BEGIN GIVEN RECORDS
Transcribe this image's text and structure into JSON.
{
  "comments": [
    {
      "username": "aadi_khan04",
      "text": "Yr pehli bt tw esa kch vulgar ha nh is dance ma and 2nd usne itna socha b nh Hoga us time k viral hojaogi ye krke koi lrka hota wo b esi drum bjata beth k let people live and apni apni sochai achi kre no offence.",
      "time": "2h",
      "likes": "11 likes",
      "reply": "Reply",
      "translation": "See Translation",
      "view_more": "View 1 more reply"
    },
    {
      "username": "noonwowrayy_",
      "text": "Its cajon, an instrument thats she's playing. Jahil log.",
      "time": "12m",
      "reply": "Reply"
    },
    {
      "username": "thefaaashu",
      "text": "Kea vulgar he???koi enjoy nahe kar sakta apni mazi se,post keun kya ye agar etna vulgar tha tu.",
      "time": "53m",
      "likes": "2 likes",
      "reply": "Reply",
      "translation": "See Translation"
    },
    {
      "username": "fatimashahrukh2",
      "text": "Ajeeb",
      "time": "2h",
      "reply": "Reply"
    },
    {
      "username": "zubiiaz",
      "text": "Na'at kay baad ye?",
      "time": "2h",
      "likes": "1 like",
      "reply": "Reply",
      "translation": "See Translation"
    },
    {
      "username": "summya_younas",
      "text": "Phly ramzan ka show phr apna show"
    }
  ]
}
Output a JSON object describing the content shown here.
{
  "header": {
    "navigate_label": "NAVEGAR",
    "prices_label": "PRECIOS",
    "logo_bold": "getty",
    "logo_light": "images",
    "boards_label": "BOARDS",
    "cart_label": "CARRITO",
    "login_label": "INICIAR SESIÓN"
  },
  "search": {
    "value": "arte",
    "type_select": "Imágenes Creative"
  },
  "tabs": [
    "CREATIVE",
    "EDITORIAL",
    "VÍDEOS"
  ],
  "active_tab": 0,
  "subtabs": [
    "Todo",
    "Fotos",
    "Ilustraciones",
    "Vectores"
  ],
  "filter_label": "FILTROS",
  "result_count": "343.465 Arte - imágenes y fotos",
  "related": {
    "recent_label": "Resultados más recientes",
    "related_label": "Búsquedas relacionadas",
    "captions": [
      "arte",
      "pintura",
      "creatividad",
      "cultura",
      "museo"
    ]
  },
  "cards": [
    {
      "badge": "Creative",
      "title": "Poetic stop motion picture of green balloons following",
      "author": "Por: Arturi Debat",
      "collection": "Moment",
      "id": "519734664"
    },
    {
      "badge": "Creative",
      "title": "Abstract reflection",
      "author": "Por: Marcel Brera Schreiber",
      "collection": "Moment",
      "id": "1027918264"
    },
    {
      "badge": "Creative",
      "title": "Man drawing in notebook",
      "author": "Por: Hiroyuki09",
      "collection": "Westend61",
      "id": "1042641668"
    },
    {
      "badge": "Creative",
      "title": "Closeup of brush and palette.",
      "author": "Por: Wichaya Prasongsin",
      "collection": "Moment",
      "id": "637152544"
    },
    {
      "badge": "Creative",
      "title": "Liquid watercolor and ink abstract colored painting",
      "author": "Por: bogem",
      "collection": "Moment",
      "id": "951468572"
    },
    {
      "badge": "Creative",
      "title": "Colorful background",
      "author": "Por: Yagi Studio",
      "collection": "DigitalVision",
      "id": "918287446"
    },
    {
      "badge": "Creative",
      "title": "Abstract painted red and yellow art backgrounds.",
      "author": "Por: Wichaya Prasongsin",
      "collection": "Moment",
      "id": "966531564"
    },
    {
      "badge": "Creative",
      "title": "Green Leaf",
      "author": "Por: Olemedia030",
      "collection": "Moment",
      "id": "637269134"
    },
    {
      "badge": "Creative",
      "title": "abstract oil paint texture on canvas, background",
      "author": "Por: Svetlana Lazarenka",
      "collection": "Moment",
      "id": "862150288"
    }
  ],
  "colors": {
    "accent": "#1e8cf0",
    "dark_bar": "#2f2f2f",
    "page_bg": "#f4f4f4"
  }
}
END GIVEN RECORDS
WHAT YOU ARE ASKED TO DO:
Across the entries above, count the lines with the word "title" and report that count by itself.

EXERCISE OUTPUT:
9